-- Short problem --
Transcribe the entries below exactly.

[Data records]
━━━━

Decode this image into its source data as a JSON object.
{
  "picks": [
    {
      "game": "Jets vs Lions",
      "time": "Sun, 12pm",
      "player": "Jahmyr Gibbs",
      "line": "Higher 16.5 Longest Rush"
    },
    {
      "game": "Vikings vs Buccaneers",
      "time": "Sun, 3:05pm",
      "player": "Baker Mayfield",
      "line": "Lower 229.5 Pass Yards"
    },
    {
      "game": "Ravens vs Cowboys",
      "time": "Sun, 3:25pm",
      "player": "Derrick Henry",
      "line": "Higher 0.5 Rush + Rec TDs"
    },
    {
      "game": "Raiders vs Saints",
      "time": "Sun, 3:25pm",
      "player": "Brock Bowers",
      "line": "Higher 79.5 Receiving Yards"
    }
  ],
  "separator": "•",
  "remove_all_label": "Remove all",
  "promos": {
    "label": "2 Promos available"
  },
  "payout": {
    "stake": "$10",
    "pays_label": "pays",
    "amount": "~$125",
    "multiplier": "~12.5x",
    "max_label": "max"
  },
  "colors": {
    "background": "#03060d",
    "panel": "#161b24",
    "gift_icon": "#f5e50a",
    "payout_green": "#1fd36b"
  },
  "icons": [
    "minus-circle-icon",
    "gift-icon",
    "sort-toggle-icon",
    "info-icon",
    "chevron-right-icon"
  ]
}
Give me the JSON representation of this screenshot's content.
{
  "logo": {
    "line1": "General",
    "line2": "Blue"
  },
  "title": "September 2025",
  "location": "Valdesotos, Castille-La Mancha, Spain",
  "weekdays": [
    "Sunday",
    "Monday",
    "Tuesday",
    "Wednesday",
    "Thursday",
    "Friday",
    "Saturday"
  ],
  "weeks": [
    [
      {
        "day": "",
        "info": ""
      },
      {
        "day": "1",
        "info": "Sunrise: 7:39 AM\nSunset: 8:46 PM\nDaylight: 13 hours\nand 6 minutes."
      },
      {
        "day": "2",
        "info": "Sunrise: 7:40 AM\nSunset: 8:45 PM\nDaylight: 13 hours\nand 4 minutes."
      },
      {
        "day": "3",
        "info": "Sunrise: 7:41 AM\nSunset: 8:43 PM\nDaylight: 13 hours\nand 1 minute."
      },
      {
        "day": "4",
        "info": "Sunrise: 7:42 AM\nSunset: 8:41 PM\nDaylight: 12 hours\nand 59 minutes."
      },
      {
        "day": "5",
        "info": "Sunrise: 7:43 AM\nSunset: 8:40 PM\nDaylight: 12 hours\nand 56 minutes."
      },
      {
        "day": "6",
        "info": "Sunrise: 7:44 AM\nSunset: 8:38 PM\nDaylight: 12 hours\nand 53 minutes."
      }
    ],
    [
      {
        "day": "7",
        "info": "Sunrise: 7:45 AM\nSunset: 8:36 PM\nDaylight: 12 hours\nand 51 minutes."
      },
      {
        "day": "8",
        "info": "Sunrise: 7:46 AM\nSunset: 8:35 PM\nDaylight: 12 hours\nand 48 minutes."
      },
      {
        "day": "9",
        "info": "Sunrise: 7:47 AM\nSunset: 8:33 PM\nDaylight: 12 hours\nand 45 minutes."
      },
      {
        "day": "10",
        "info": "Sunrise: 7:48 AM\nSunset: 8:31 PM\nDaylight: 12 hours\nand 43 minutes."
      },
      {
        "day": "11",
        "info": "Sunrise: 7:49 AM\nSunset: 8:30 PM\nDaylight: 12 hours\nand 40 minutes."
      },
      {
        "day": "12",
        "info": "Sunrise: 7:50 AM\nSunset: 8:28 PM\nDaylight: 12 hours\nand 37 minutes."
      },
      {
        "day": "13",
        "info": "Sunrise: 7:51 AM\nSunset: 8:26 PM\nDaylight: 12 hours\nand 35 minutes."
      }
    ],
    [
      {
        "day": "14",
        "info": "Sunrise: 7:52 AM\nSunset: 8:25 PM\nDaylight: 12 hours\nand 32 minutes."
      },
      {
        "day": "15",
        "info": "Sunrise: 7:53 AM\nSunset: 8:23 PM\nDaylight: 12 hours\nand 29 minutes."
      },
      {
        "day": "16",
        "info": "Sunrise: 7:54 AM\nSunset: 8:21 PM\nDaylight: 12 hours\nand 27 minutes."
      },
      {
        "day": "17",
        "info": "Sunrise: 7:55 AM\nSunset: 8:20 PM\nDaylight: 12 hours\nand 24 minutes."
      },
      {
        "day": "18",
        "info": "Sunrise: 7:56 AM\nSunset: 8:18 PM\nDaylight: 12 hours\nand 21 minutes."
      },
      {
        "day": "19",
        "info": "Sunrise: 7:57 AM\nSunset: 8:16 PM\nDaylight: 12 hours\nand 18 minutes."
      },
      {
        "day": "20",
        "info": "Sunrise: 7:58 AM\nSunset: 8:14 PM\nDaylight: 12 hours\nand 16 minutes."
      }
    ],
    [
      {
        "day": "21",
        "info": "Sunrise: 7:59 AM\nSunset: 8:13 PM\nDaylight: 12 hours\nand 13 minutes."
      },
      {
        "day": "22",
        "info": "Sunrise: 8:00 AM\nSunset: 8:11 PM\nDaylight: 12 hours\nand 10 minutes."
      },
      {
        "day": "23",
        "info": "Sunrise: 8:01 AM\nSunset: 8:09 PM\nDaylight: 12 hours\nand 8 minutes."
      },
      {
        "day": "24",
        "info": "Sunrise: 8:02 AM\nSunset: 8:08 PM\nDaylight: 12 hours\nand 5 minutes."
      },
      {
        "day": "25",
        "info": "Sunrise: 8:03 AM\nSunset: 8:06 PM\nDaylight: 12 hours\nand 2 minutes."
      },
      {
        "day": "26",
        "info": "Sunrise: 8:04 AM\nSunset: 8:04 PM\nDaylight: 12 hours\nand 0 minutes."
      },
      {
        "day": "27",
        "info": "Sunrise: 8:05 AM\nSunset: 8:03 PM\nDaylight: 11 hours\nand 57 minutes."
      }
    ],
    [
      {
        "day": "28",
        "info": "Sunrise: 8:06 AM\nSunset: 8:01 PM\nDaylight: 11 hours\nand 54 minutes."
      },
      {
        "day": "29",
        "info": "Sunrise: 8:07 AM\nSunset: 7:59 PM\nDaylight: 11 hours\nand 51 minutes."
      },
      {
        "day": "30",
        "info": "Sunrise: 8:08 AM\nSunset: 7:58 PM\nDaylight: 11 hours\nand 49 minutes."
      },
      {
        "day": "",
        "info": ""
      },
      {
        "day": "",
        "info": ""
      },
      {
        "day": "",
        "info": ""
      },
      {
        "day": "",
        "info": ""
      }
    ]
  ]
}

━━━━

-- Solution to this task --
Decode this image into its source data as a JSON object.
{
  "picks": [
    {
      "game": "Jets vs Lions",
      "time": "Sun, 12pm",
      "player": "Jahmyr Gibbs",
      "line": "Higher 16.5 Longest Rush"
    },
    {
      "game": "Vikings vs Buccaneers",
      "time": "Sun, 3:05pm",
      "player": "Baker Mayfield",
      "line": "Lower 229.5 Pass Yards"
    },
    {
      "game": "Ravens vs Cowboys",
      "time": "Sun, 3:25pm",
      "player": "Derrick Henry",
      "line": "Higher 0.5 Rush + Rec TDs"
    },
    {
      "game": "Raiders vs Saints",
      "time": "Sun, 3:25pm",
      "player": "Brock Bowers",
      "line": "Higher 79.5 Receiving Yards"
    }
  ],
  "separator": "•",
  "remove_all_label": "Remove all",
  "promos": {
    "label": "2 Promos available"
  },
  "payout": {
    "stake": "$10",
    "pays_label": "pays",
    "amount": "~$125",
    "multiplier": "~12.5x",
    "max_label": "max"
  },
  "colors": {
    "background": "#03060d",
    "panel": "#161b24",
    "gift_icon": "#f5e50a",
    "payout_green": "#1fd36b"
  },
  "icons": [
    "minus-circle-icon",
    "gift-icon",
    "sort-toggle-icon",
    "info-icon",
    "chevron-right-icon"
  ]
}
Give me the JSON representation of this screenshot's content.
{
  "logo": {
    "line1": "General",
    "line2": "Blue"
  },
  "title": "September 2025",
  "location": "Valdesotos, Castille-La Mancha, Spain",
  "weekdays": [
    "Sunday",
    "Monday",
    "Tuesday",
    "Wednesday",
    "Thursday",
    "Friday",
    "Saturday"
  ],
  "weeks": [
    [
      {
        "day": "",
        "info": ""
      },
      {
        "day": "1",
        "info": "Sunrise: 7:39 AM\nSunset: 8:46 PM\nDaylight: 13 hours\nand 6 minutes."
      },
      {
        "day": "2",
        "info": "Sunrise: 7:40 AM\nSunset: 8:45 PM\nDaylight: 13 hours\nand 4 minutes."
      },
      {
        "day": "3",
        "info": "Sunrise: 7:41 AM\nSunset: 8:43 PM\nDaylight: 13 hours\nand 1 minute."
      },
      {
        "day": "4",
        "info": "Sunrise: 7:42 AM\nSunset: 8:41 PM\nDaylight: 12 hours\nand 59 minutes."
      },
      {
        "day": "5",
        "info": "Sunrise: 7:43 AM\nSunset: 8:40 PM\nDaylight: 12 hours\nand 56 minutes."
      },
      {
        "day": "6",
        "info": "Sunrise: 7:44 AM\nSunset: 8:38 PM\nDaylight: 12 hours\nand 53 minutes."
      }
    ],
    [
      {
        "day": "7",
        "info": "Sunrise: 7:45 AM\nSunset: 8:36 PM\nDaylight: 12 hours\nand 51 minutes."
      },
      {
        "day": "8",
        "info": "Sunrise: 7:46 AM\nSunset: 8:35 PM\nDaylight: 12 hours\nand 48 minutes."
      },
      {
        "day": "9",
        "info": "Sunrise: 7:47 AM\nSunset: 8:33 PM\nDaylight: 12 hours\nand 45 minutes."
      },
      {
        "day": "10",
        "info": "Sunrise: 7:48 AM\nSunset: 8:31 PM\nDaylight: 12 hours\nand 43 minutes."
      },
      {
        "day": "11",
        "info": "Sunrise: 7:49 AM\nSunset: 8:30 PM\nDaylight: 12 hours\nand 40 minutes."
      },
      {
        "day": "12",
        "info": "Sunrise: 7:50 AM\nSunset: 8:28 PM\nDaylight: 12 hours\nand 37 minutes."
      },
      {
        "day": "13",
        "info": "Sunrise: 7:51 AM\nSunset: 8:26 PM\nDaylight: 12 hours\nand 35 minutes."
      }
    ],
    [
      {
        "day": "14",
        "info": "Sunrise: 7:52 AM\nSunset: 8:25 PM\nDaylight: 12 hours\nand 32 minutes."
      },
      {
        "day": "15",
        "info": "Sunrise: 7:53 AM\nSunset: 8:23 PM\nDaylight: 12 hours\nand 29 minutes."
      },
      {
        "day": "16",
        "info": "Sunrise: 7:54 AM\nSunset: 8:21 PM\nDaylight: 12 hours\nand 27 minutes."
      },
      {
        "day": "17",
        "info": "Sunrise: 7:55 AM\nSunset: 8:20 PM\nDaylight: 12 hours\nand 24 minutes."
      },
      {
        "day": "18",
        "info": "Sunrise: 7:56 AM\nSunset: 8:18 PM\nDaylight: 12 hours\nand 21 minutes."
      },
      {
        "day": "19",
        "info": "Sunrise: 7:57 AM\nSunset: 8:16 PM\nDaylight: 12 hours\nand 18 minutes."
      },
      {
        "day": "20",
        "info": "Sunrise: 7:58 AM\nSunset: 8:14 PM\nDaylight: 12 hours\nand 16 minutes."
      }
    ],
    [
      {
        "day": "21",
        "info": "Sunrise: 7:59 AM\nSunset: 8:13 PM\nDaylight: 12 hours\nand 13 minutes."
      },
      {
        "day": "22",
        "info": "Sunrise: 8:00 AM\nSunset: 8:11 PM\nDaylight: 12 hours\nand 10 minutes."
      },
      {
        "day": "23",
        "info": "Sunrise: 8:01 AM\nSunset: 8:09 PM\nDaylight: 12 hours\nand 8 minutes."
      },
      {
        "day": "24",
        "info": "Sunrise: 8:02 AM\nSunset: 8:08 PM\nDaylight: 12 hours\nand 5 minutes."
      },
      {
        "day": "25",
        "info": "Sunrise: 8:03 AM\nSunset: 8:06 PM\nDaylight: 12 hours\nand 2 minutes."
      },
      {
        "day": "26",
        "info": "Sunrise: 8:04 AM\nSunset: 8:04 PM\nDaylight: 12 hours\nand 0 minutes."
      },
      {
        "day": "27",
        "info": "Sunrise: 8:05 AM\nSunset: 8:03 PM\nDaylight: 11 hours\nand 57 minutes."
      }
    ],
    [
      {
        "day": "28",
        "info": "Sunrise: 8:06 AM\nSunset: 8:01 PM\nDaylight: 11 hours\nand 54 minutes."
      },
      {
        "day": "29",
        "info": "Sunrise: 8:07 AM\nSunset: 7:59 PM\nDaylight: 11 hours\nand 51 minutes."
      },
      {
        "day": "30",
        "info": "Sunrise: 8:08 AM\nSunset: 7:58 PM\nDaylight: 11 hours\nand 49 minutes."
      },
      {
        "day": "",
        "info": ""
      },
      {
        "day": "",
        "info": ""
      },
      {
        "day": "",
        "info": ""
      },
      {
        "day": "",
        "info": ""
      }
    ]
  ]
}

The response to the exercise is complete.